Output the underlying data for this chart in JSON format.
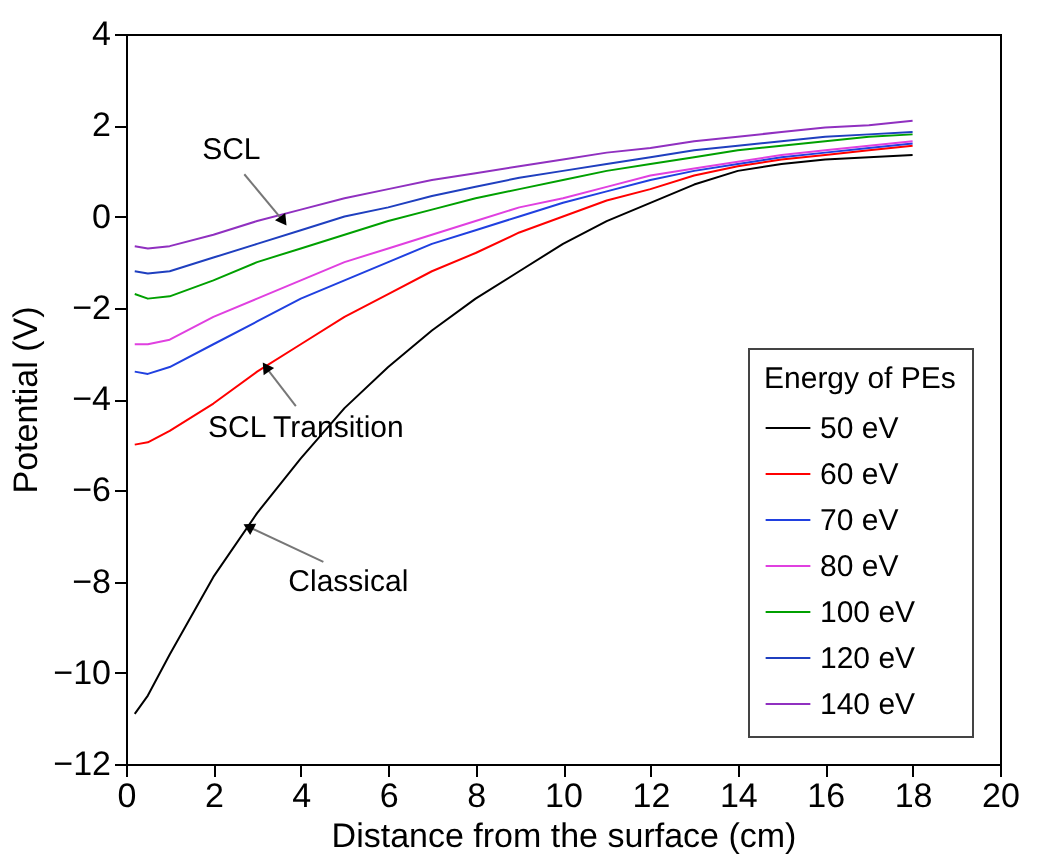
{
  "chart_data": {
    "type": "line",
    "xlabel": "Distance from the surface (cm)",
    "ylabel": "Potential (V)",
    "legend_title": "Energy of PEs",
    "x": [
      0.2,
      0.5,
      1,
      2,
      3,
      4,
      5,
      6,
      7,
      8,
      9,
      10,
      11,
      12,
      13,
      14,
      15,
      16,
      17,
      18
    ],
    "series": [
      {
        "name": "50 eV",
        "color": "#000000",
        "values": [
          -10.9,
          -10.5,
          -9.6,
          -7.9,
          -6.5,
          -5.3,
          -4.2,
          -3.3,
          -2.5,
          -1.8,
          -1.2,
          -0.6,
          -0.1,
          0.3,
          0.7,
          1.0,
          1.15,
          1.25,
          1.3,
          1.35
        ]
      },
      {
        "name": "60 eV",
        "color": "#ff0000",
        "values": [
          -5.0,
          -4.95,
          -4.7,
          -4.1,
          -3.4,
          -2.8,
          -2.2,
          -1.7,
          -1.2,
          -0.8,
          -0.35,
          0.0,
          0.35,
          0.6,
          0.9,
          1.1,
          1.25,
          1.35,
          1.45,
          1.55
        ]
      },
      {
        "name": "70 eV",
        "color": "#2040e0",
        "values": [
          -3.4,
          -3.45,
          -3.3,
          -2.8,
          -2.3,
          -1.8,
          -1.4,
          -1.0,
          -0.6,
          -0.3,
          0.0,
          0.3,
          0.55,
          0.8,
          1.0,
          1.15,
          1.3,
          1.4,
          1.5,
          1.6
        ]
      },
      {
        "name": "80 eV",
        "color": "#e040e0",
        "values": [
          -2.8,
          -2.8,
          -2.7,
          -2.2,
          -1.8,
          -1.4,
          -1.0,
          -0.7,
          -0.4,
          -0.1,
          0.2,
          0.4,
          0.65,
          0.9,
          1.05,
          1.2,
          1.35,
          1.45,
          1.55,
          1.65
        ]
      },
      {
        "name": "100 eV",
        "color": "#00a000",
        "values": [
          -1.7,
          -1.8,
          -1.75,
          -1.4,
          -1.0,
          -0.7,
          -0.4,
          -0.1,
          0.15,
          0.4,
          0.6,
          0.8,
          1.0,
          1.15,
          1.3,
          1.45,
          1.55,
          1.65,
          1.75,
          1.8
        ]
      },
      {
        "name": "120 eV",
        "color": "#1f3fbf",
        "values": [
          -1.2,
          -1.25,
          -1.2,
          -0.9,
          -0.6,
          -0.3,
          0.0,
          0.2,
          0.45,
          0.65,
          0.85,
          1.0,
          1.15,
          1.3,
          1.45,
          1.55,
          1.65,
          1.75,
          1.8,
          1.85
        ]
      },
      {
        "name": "140 eV",
        "color": "#9030c0",
        "values": [
          -0.65,
          -0.7,
          -0.65,
          -0.4,
          -0.1,
          0.15,
          0.4,
          0.6,
          0.8,
          0.95,
          1.1,
          1.25,
          1.4,
          1.5,
          1.65,
          1.75,
          1.85,
          1.95,
          2.0,
          2.1
        ]
      }
    ],
    "annotations": [
      {
        "text": "SCL",
        "x": 3.6,
        "y": -0.1
      },
      {
        "text": "SCL Transition",
        "x": 3.2,
        "y": -3.3
      },
      {
        "text": "Classical",
        "x": 2.8,
        "y": -6.8
      }
    ],
    "xlim": [
      0,
      20
    ],
    "xticks": [
      0,
      2,
      4,
      6,
      8,
      10,
      12,
      14,
      16,
      18,
      20
    ],
    "ylim": [
      -12,
      4
    ],
    "yticks": [
      -12,
      -10,
      -8,
      -6,
      -4,
      -2,
      0,
      2,
      4
    ],
    "legend": "bottom right",
    "grid": false,
    "line_style": "solid",
    "marker": "none"
  }
}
☆ ☆ ☆ ☆
■ Exercise task ■
Copy the entries above faithfully and omit every image.

■ Exercise response ■
Output the underlying data for this chart in JSON format.
{
  "chart_data": {
    "type": "line",
    "xlabel": "Distance from the surface (cm)",
    "ylabel": "Potential (V)",
    "legend_title": "Energy of PEs",
    "x": [
      0.2,
      0.5,
      1,
      2,
      3,
      4,
      5,
      6,
      7,
      8,
      9,
      10,
      11,
      12,
      13,
      14,
      15,
      16,
      17,
      18
    ],
    "series": [
      {
        "name": "50 eV",
        "color": "#000000",
        "values": [
          -10.9,
          -10.5,
          -9.6,
          -7.9,
          -6.5,
          -5.3,
          -4.2,
          -3.3,
          -2.5,
          -1.8,
          -1.2,
          -0.6,
          -0.1,
          0.3,
          0.7,
          1.0,
          1.15,
          1.25,
          1.3,
          1.35
        ]
      },
      {
        "name": "60 eV",
        "color": "#ff0000",
        "values": [
          -5.0,
          -4.95,
          -4.7,
          -4.1,
          -3.4,
          -2.8,
          -2.2,
          -1.7,
          -1.2,
          -0.8,
          -0.35,
          0.0,
          0.35,
          0.6,
          0.9,
          1.1,
          1.25,
          1.35,
          1.45,
          1.55
        ]
      },
      {
        "name": "70 eV",
        "color": "#2040e0",
        "values": [
          -3.4,
          -3.45,
          -3.3,
          -2.8,
          -2.3,
          -1.8,
          -1.4,
          -1.0,
          -0.6,
          -0.3,
          0.0,
          0.3,
          0.55,
          0.8,
          1.0,
          1.15,
          1.3,
          1.4,
          1.5,
          1.6
        ]
      },
      {
        "name": "80 eV",
        "color": "#e040e0",
        "values": [
          -2.8,
          -2.8,
          -2.7,
          -2.2,
          -1.8,
          -1.4,
          -1.0,
          -0.7,
          -0.4,
          -0.1,
          0.2,
          0.4,
          0.65,
          0.9,
          1.05,
          1.2,
          1.35,
          1.45,
          1.55,
          1.65
        ]
      },
      {
        "name": "100 eV",
        "color": "#00a000",
        "values": [
          -1.7,
          -1.8,
          -1.75,
          -1.4,
          -1.0,
          -0.7,
          -0.4,
          -0.1,
          0.15,
          0.4,
          0.6,
          0.8,
          1.0,
          1.15,
          1.3,
          1.45,
          1.55,
          1.65,
          1.75,
          1.8
        ]
      },
      {
        "name": "120 eV",
        "color": "#1f3fbf",
        "values": [
          -1.2,
          -1.25,
          -1.2,
          -0.9,
          -0.6,
          -0.3,
          0.0,
          0.2,
          0.45,
          0.65,
          0.85,
          1.0,
          1.15,
          1.3,
          1.45,
          1.55,
          1.65,
          1.75,
          1.8,
          1.85
        ]
      },
      {
        "name": "140 eV",
        "color": "#9030c0",
        "values": [
          -0.65,
          -0.7,
          -0.65,
          -0.4,
          -0.1,
          0.15,
          0.4,
          0.6,
          0.8,
          0.95,
          1.1,
          1.25,
          1.4,
          1.5,
          1.65,
          1.75,
          1.85,
          1.95,
          2.0,
          2.1
        ]
      }
    ],
    "annotations": [
      {
        "text": "SCL",
        "x": 3.6,
        "y": -0.1
      },
      {
        "text": "SCL Transition",
        "x": 3.2,
        "y": -3.3
      },
      {
        "text": "Classical",
        "x": 2.8,
        "y": -6.8
      }
    ],
    "xlim": [
      0,
      20
    ],
    "xticks": [
      0,
      2,
      4,
      6,
      8,
      10,
      12,
      14,
      16,
      18,
      20
    ],
    "ylim": [
      -12,
      4
    ],
    "yticks": [
      -12,
      -10,
      -8,
      -6,
      -4,
      -2,
      0,
      2,
      4
    ],
    "legend": "bottom right",
    "grid": false,
    "line_style": "solid",
    "marker": "none"
  }
}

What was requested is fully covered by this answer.